# Input records start

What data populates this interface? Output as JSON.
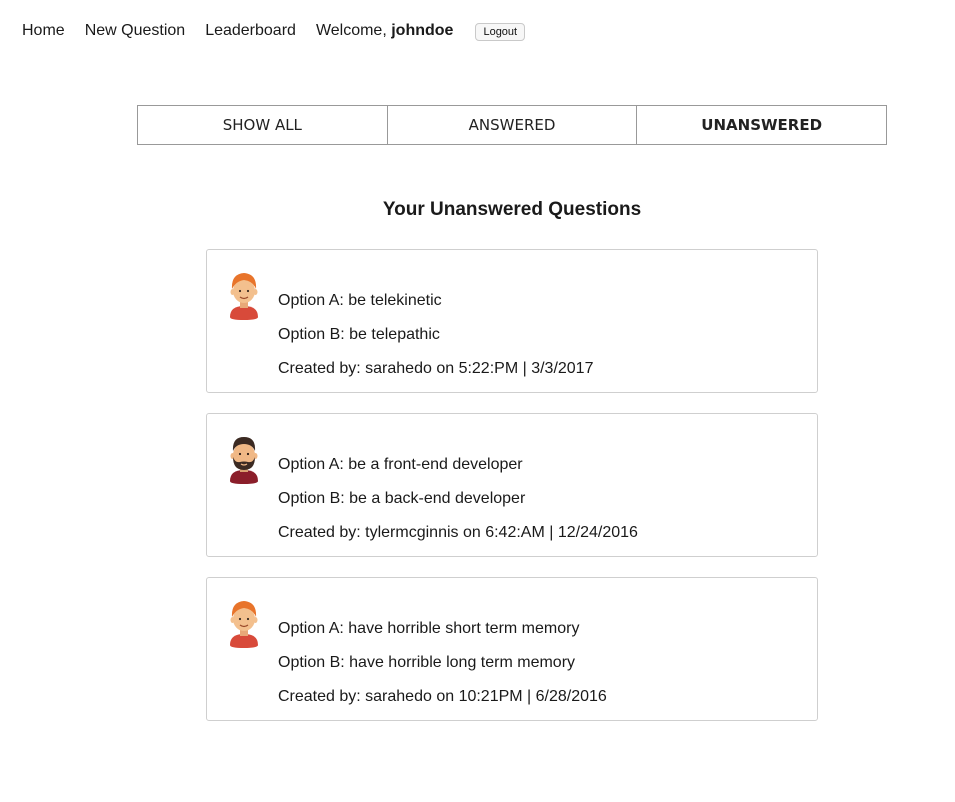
{
  "nav": {
    "home": "Home",
    "new_question": "New Question",
    "leaderboard": "Leaderboard",
    "welcome_prefix": "Welcome,",
    "username": "johndoe",
    "logout": "Logout"
  },
  "tabs": [
    {
      "label": "SHOW ALL",
      "active": false
    },
    {
      "label": "ANSWERED",
      "active": false
    },
    {
      "label": "UNANSWERED",
      "active": true
    }
  ],
  "section_title": "Your Unanswered Questions",
  "questions": [
    {
      "avatar": "red-haired-woman-avatar-icon",
      "option_a": "Option A: be telekinetic",
      "option_b": "Option B: be telepathic",
      "created": "Created by: sarahedo on 5:22:PM | 3/3/2017"
    },
    {
      "avatar": "bearded-man-avatar-icon",
      "option_a": "Option A: be a front-end developer",
      "option_b": "Option B: be a back-end developer",
      "created": "Created by: tylermcginnis on 6:42:AM | 12/24/2016"
    },
    {
      "avatar": "red-haired-woman-avatar-icon",
      "option_a": "Option A: have horrible short term memory",
      "option_b": "Option B: have horrible long term memory",
      "created": "Created by: sarahedo on 10:21PM | 6/28/2016"
    }
  ],
  "colors": {
    "border": "#cfcfcf",
    "tab_border": "#999999",
    "hair_red": "#e8742b",
    "shirt_red": "#d84a3a",
    "skin": "#f3c08e",
    "beard_dark": "#3b2a22",
    "shirt_maroon": "#8b1e2a"
  }
}
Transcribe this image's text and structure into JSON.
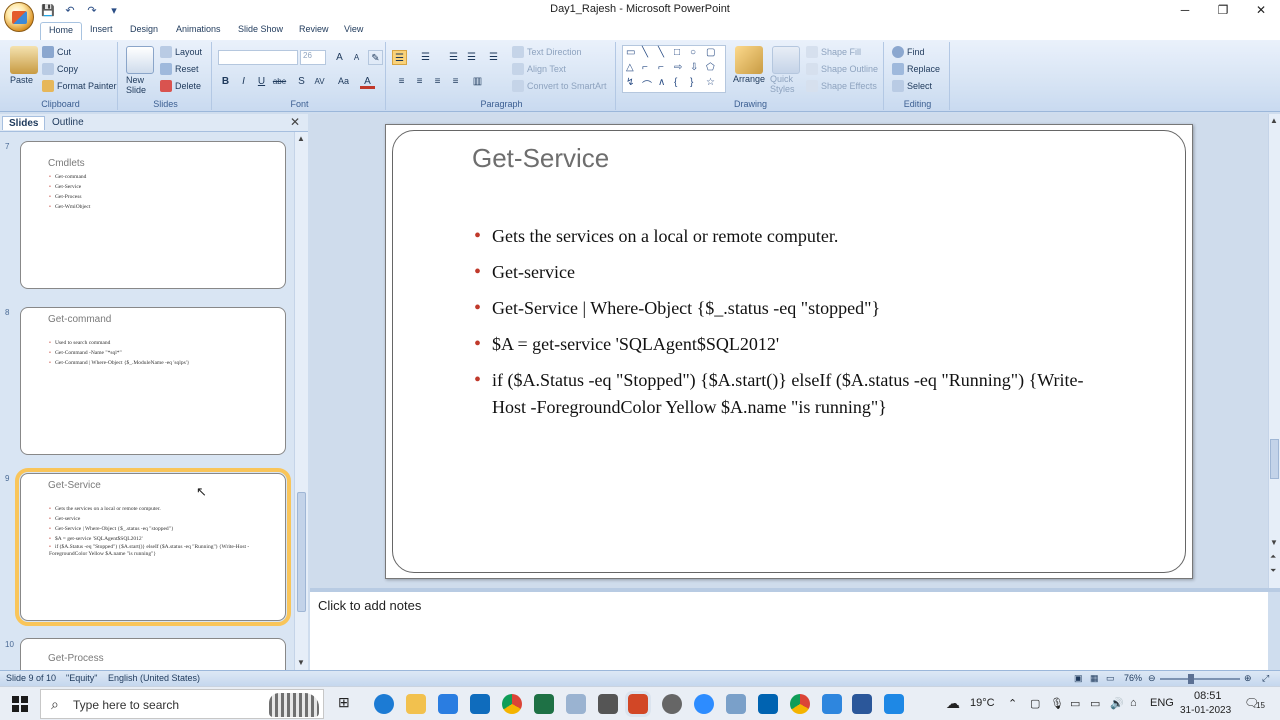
{
  "window": {
    "title": "Day1_Rajesh - Microsoft PowerPoint",
    "controls": [
      "─",
      "❐",
      "✕"
    ]
  },
  "quick_access": [
    "💾",
    "↶",
    "↷",
    "▾"
  ],
  "ribbon": {
    "tabs": [
      "Home",
      "Insert",
      "Design",
      "Animations",
      "Slide Show",
      "Review",
      "View"
    ],
    "clipboard": {
      "label": "Clipboard",
      "paste": "Paste",
      "cut": "Cut",
      "copy": "Copy",
      "format_painter": "Format Painter"
    },
    "slides": {
      "label": "Slides",
      "new_slide": "New\nSlide",
      "layout": "Layout",
      "reset": "Reset",
      "delete": "Delete"
    },
    "font": {
      "label": "Font",
      "font_size": "26",
      "bold": "B",
      "italic": "I",
      "underline": "U",
      "strike": "abe",
      "shadow": "S",
      "spacing": "AV",
      "case": "Aa",
      "color": "A"
    },
    "paragraph": {
      "label": "Paragraph",
      "text_direction": "Text Direction",
      "align_text": "Align Text",
      "convert_smartart": "Convert to SmartArt"
    },
    "drawing": {
      "label": "Drawing",
      "arrange": "Arrange",
      "quick_styles": "Quick\nStyles",
      "shape_fill": "Shape Fill",
      "shape_outline": "Shape Outline",
      "shape_effects": "Shape Effects"
    },
    "editing": {
      "label": "Editing",
      "find": "Find",
      "replace": "Replace",
      "select": "Select"
    }
  },
  "pane": {
    "tabs": [
      "Slides",
      "Outline"
    ],
    "close": "✕",
    "thumbnails": [
      {
        "num": "7",
        "title": "Cmdlets",
        "items": [
          "Get-command",
          "Get-Service",
          "Get-Process",
          "Get-WmiObject"
        ]
      },
      {
        "num": "8",
        "title": "Get-command",
        "items": [
          "Used to search command",
          "Get-Command -Name \"*sql*\"",
          "Get-Command | Where-Object {$_.ModuleName -eq 'sqlps'}"
        ]
      },
      {
        "num": "9",
        "title": "Get-Service",
        "items": [
          "Gets the services on a local or remote computer.",
          "Get-service",
          "Get-Service | Where-Object {$_.status -eq \"stopped\"}",
          "$A = get-service 'SQLAgent$SQL2012'",
          "if ($A.Status -eq \"Stopped\") {$A.start()} elseIf ($A.status -eq \"Running\") {Write-Host -ForegroundColor Yellow $A.name \"is running\"}"
        ]
      },
      {
        "num": "10",
        "title": "Get-Process",
        "items": []
      }
    ]
  },
  "slide": {
    "title": "Get-Service",
    "bullets": [
      " Gets the services on a local or remote computer.",
      "Get-service",
      " Get-Service | Where-Object {$_.status -eq \"stopped\"}",
      " $A = get-service 'SQLAgent$SQL2012'",
      "if ($A.Status -eq \"Stopped\") {$A.start()} elseIf ($A.status -eq \"Running\") {Write-Host -ForegroundColor Yellow $A.name \"is running\"}"
    ]
  },
  "notes": {
    "placeholder": "Click to add notes"
  },
  "status": {
    "slide": "Slide 9 of 10",
    "theme": "\"Equity\"",
    "language": "English (United States)",
    "zoom": "76%"
  },
  "taskbar": {
    "search_placeholder": "Type here to search",
    "weather": "19°C",
    "language": "ENG",
    "time": "08:51",
    "date": "31-01-2023",
    "notification_count": "15"
  },
  "colors": {
    "accent": "#1e395b",
    "bullet": "#c0392b",
    "selected_outline": "#f9c55a"
  }
}
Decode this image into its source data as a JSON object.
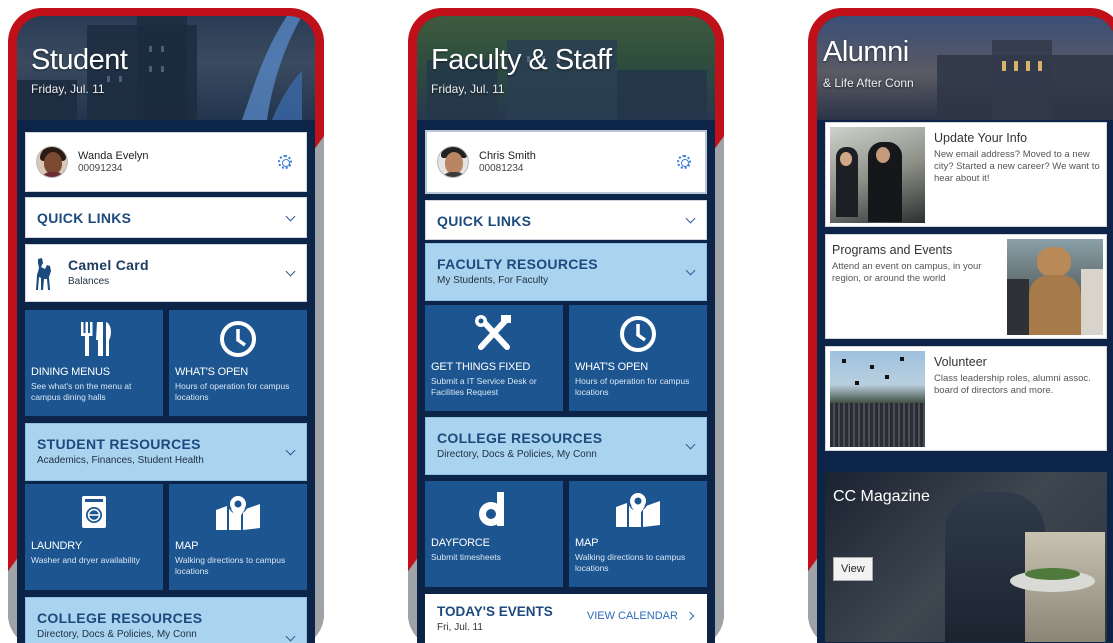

# Input records end

#### What is expected
Tally the lines of the data that contain the string "SQLAgent" and report the total alone.

#### Final result
2